> [Challenge]: In the passage on Arab Barometer variables and sampling error, into which ordinal categories is age divided?

> [Selected passage]:
=-=-=-=-=

Now it is your turn to explore variables and variable relationships that interest you!
1. (a)
  Pick two variables that interest you from the list of Arab Barometer variables. Are they continuous or categorical? Ordinal or nominal? (Hint: Most Arab Barometer variables are categorical, even if you might be tempted to think of them as continuous. For example, age is divided into the ordinal categories 18–29, 30–49, and 50 and more.)
2. (b)
  Do you expect there to be a relationship between the two variables? If so, what do you think will be the structure of that relationship, and why?
5.
Go to the Arab Barometer Online Analysis Tool (https://www.arabbarometer.org/survey-data/data-analysis-tool/)
1. (a)
  Select the wave (year) and the country that interest you
2. (b)
  Select one of your two variables of interest
3. (c)
  Click on “Cross by,” and then select your second variable of interest.
4. (d)
  On the left side of the page, you’ll see a contingency table. On the right side at the top, you’ll see several options to graphically display the relationship between your two variables. Which type of graph best represents the relationship between your two variables of interest?
5. (e)
  Do the two variables seem to be independent of each other, or do you think there might be a relationship between them? Is the relationship you see similar to what you had expected

3.4 Probabilities and Type I and Type II Errors

As in visual presentations of bivariate relationships, selecting the appropriate measure of association or bivariate statistical test depends on the types of the two variables. The data on both variables may be categorical; the data on both may be continuous; or the data may be categorical on one variable and continuous on the other variable. These characteristics of the data will guide the way in which our presentation of these measures and tests is organized. Before briefly describing some specific measures of association and bivariate statistical tests, however, it is necessary to lay a foundation by introducing a number of terms and concepts. Relevant here are the distinction between population and sample and the notions of the null hypothesis, of Type I and Type II errors, and of probabilities and confidence intervals. As concepts, or abstractions, these notions may influence the way a researcher thinks about drawing conclusions about a hypothesis from qualitative data, as was discussed in Chap. 2. In their precise meaning and application, however, these terms and concepts come into play when hypothesis testing involves the statistical analysis of quantitative data.

To begin, it is important to distinguish between, on the one hand, the population of units—individuals, countries, ethnic groups, political movements, or any other unit of analysis—in which the researcher is interested and about which she aspires to advance conclusions and, on the other hand, the units on which she has actually acquired the data to be analyzed. The latter, the units on which she actually has data, is her sample. In cases where the researcher has collected or obtained data on all of the units in which she is interested, there is no difference between the sample and the population, and drawing conclusions about the population based on the sample is straightforward. Most often, however, a researcher does not possess data on all of the units that make up the population in which she is interested, and so the possibility of error when making inferences about the population based on the analysis of data in the sample requires careful and deliberate consideration.

This concern for error is present regardless of the size of the sample and the way it was constructed. The likelihood of error declines as the size of the sample increases and thus comes closer to representing the full population. It also declines if the sample was constructed in accordance with random or other sampling procedures designed to maximize representation. It is useful to keep these criteria in mind when looking at, and perhaps downloading and using, Arab Barometer data. The Barometer’s website gives information about the construction of each sample. But while it is possible to reduce the likelihood of error when characterizing the population from findings based on the sample, it is not possible to eliminate entirely the possibility of erroneous inference. Accordingly, a researcher must endeavor to make the likelihood of this kind of error as small as possible and then decide if it is small enough to advance conclusions that apply to the population as well as the sample.

=-=-=-=-=

> [Extracted information]:
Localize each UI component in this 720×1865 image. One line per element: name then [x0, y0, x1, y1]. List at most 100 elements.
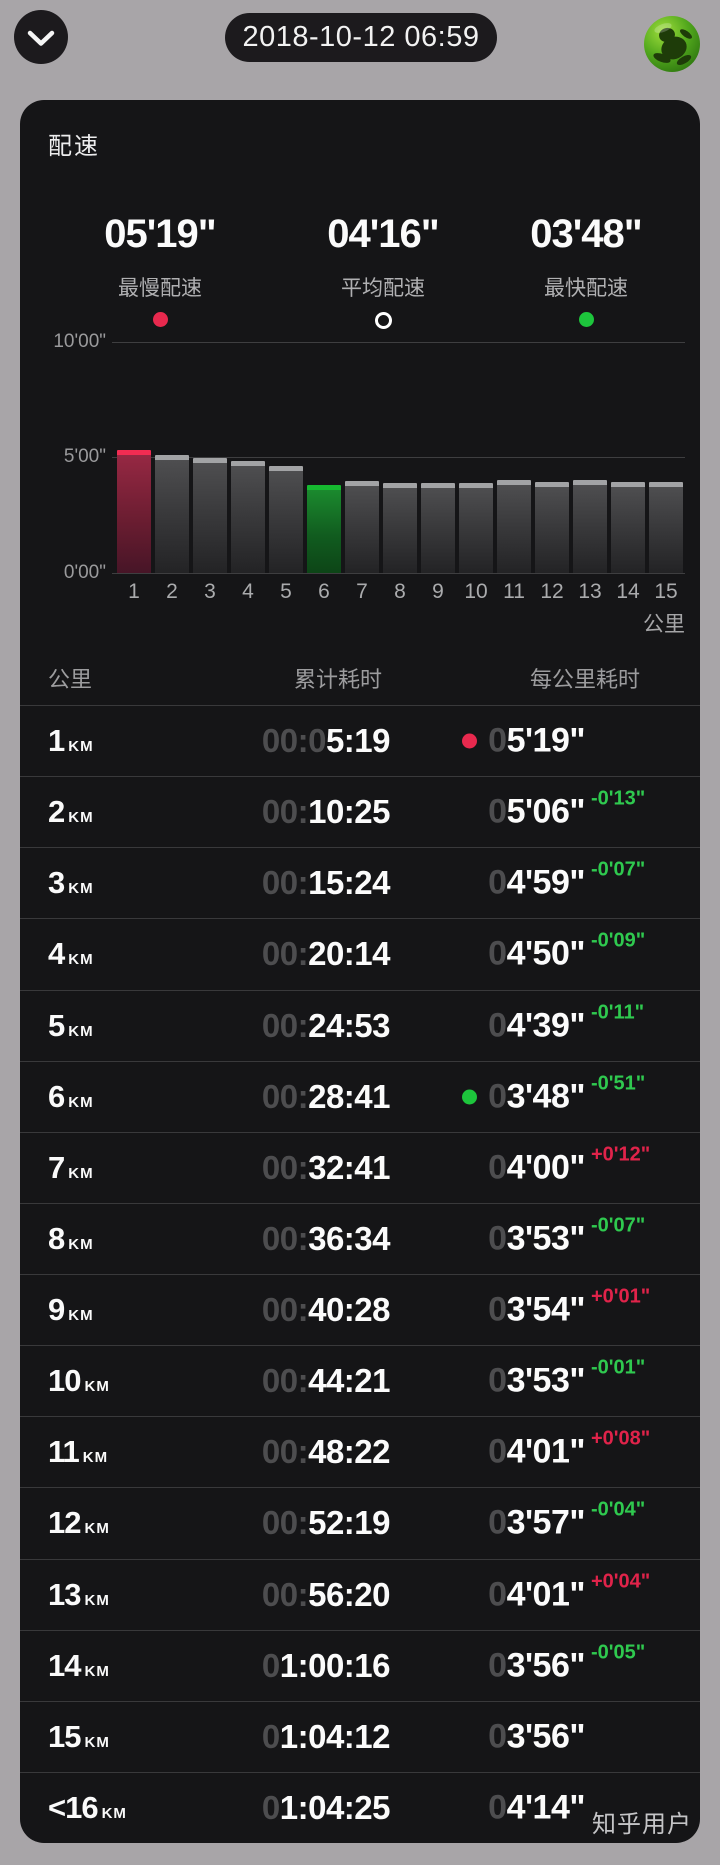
cumulative-time: 01:00:16	[261, 1646, 391, 1685]
cumulative-time: 00:24:53	[261, 1006, 391, 1045]
split-row-1km: 1 KM 00:05:19 0 5'19"	[20, 705, 700, 776]
km-unit: KM	[84, 1591, 110, 1609]
globe-frog-icon[interactable]	[643, 15, 701, 73]
per-km-time: 0 3'57" -0'04"	[488, 1499, 645, 1543]
pace-delta: -0'07"	[591, 858, 646, 881]
pace-value: 4'50"	[506, 934, 586, 973]
bar-cap	[535, 482, 569, 487]
cumulative-time-dim: 0	[261, 1646, 280, 1684]
km-label: 7 KM	[48, 1150, 94, 1186]
bar-km-14	[611, 482, 645, 573]
km-unit: KM	[84, 1662, 110, 1680]
pace-dim: 0	[488, 1290, 507, 1329]
pace-value: 5'06"	[506, 792, 586, 831]
km-label: 15 KM	[48, 1719, 110, 1755]
bar-body	[117, 455, 151, 573]
pace-delta: -0'05"	[591, 1641, 646, 1664]
pace-dim: 0	[488, 934, 507, 973]
bar-km-8	[383, 483, 417, 573]
km-unit: KM	[68, 1307, 94, 1325]
pace-delta: -0'09"	[591, 929, 646, 952]
km-number: 1	[48, 723, 65, 759]
bar-cap	[307, 485, 341, 490]
bar-body	[155, 460, 189, 573]
km-number: 14	[48, 1647, 81, 1683]
cumulative-time-dim: 0	[261, 1788, 280, 1826]
cumulative-time-value: 52:19	[308, 1504, 390, 1542]
pace-dim: 0	[488, 1717, 507, 1756]
per-km-time: 0 3'53" -0'07"	[488, 1214, 645, 1258]
km-number: 15	[48, 1718, 81, 1754]
date-pill[interactable]: 2018-10-12 06:59	[225, 13, 497, 62]
split-row-10km: 10 KM 00:44:21 0 3'53" -0'01"	[20, 1345, 700, 1416]
pace-delta: +0'08"	[591, 1427, 651, 1450]
x-tick-10: 10	[464, 580, 488, 603]
cumulative-time: 01:04:25	[261, 1788, 391, 1827]
pace-value: 3'48"	[506, 1077, 586, 1116]
pace-dim: 0	[488, 1361, 507, 1400]
bar-km-6	[307, 485, 341, 573]
per-km-time: 0 4'01" +0'08"	[488, 1428, 650, 1472]
pace-dim: 0	[488, 1575, 507, 1614]
y-tick-10min: 10'00"	[53, 331, 106, 352]
km-unit: KM	[84, 1378, 110, 1396]
pace-delta: -0'04"	[591, 1498, 646, 1521]
km-label: 5 KM	[48, 1008, 94, 1044]
bar-cap	[269, 466, 303, 471]
bar-cap	[231, 461, 265, 466]
bar-body	[307, 490, 341, 573]
cumulative-time-dim: 00:	[261, 1077, 309, 1115]
cumulative-time: 00:44:21	[262, 1362, 391, 1400]
pace-dim: 0	[488, 863, 507, 902]
bar-km-10	[459, 483, 493, 573]
pace-dim: 0	[488, 1219, 507, 1258]
gridline-0min	[112, 573, 685, 574]
stat-average-pace: 04'16" 平均配速	[283, 212, 483, 329]
per-km-time: 0 5'06" -0'13"	[488, 788, 645, 832]
red-dot-icon	[152, 312, 168, 327]
bar-cap	[649, 482, 683, 487]
pace-dim: 0	[488, 1006, 507, 1045]
cumulative-time-dim: 00:	[261, 1006, 309, 1044]
split-row-3km: 3 KM 00:15:24 0 4'59" -0'07"	[20, 847, 700, 918]
bar-cap	[421, 483, 455, 488]
cumulative-time-dim: 00:	[261, 1504, 309, 1542]
cumulative-time: 00:15:24	[261, 864, 391, 902]
bar-km-13	[573, 480, 607, 573]
pace-value: 3'57"	[506, 1503, 586, 1542]
pace-dim: 0	[488, 721, 507, 760]
bar-km-4	[231, 461, 265, 573]
km-number: 13	[48, 1576, 81, 1612]
cumulative-time-dim: 00:	[261, 1148, 309, 1186]
pace-dim: 0	[488, 1432, 507, 1471]
green-dot-icon	[462, 1089, 478, 1105]
bar-body	[231, 466, 265, 573]
bar-body	[649, 487, 683, 573]
pace-value: 4'00"	[506, 1148, 586, 1187]
fastest-pace-value: 03'48"	[530, 212, 642, 256]
fastest-pace-label: 最快配速	[544, 277, 628, 300]
bar-km-7	[345, 481, 379, 573]
bar-cap	[611, 482, 645, 487]
cumulative-time-dim: 00:	[261, 864, 309, 902]
collapse-button[interactable]	[14, 10, 68, 64]
pace-dim: 0	[488, 1077, 507, 1116]
cumulative-time-dim: 00:	[261, 935, 309, 973]
split-row-15km: 15 KM 0 1:04:12 0 3'56"	[20, 1700, 700, 1772]
km-label: 9 KM	[48, 1292, 94, 1328]
bar-body	[345, 486, 379, 573]
pace-value: 3'56"	[506, 1646, 586, 1685]
gridline-10min	[112, 342, 685, 343]
x-tick-8: 8	[394, 580, 406, 603]
bar-km-15	[649, 482, 683, 573]
per-km-time: 0 3'56"	[488, 1717, 645, 1756]
km-number: 10	[48, 1363, 81, 1399]
split-row-4km: 4 KM 00:20:14 0 4'50" -0'09"	[20, 918, 700, 989]
cumulative-time: 00:56:20	[262, 1576, 391, 1614]
bar-km-12	[535, 482, 569, 573]
x-axis-unit: 公里	[643, 613, 685, 636]
pace-value: 4'01"	[506, 1575, 586, 1614]
cumulative-time-value: 1:04:12	[279, 1717, 391, 1755]
pace-value: 4'01"	[506, 1432, 586, 1471]
x-tick-7: 7	[356, 580, 368, 603]
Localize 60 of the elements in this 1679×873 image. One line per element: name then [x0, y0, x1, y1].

=-=-=-=-=

> [Correct result]: 18–29, 30–49, and 50 and more.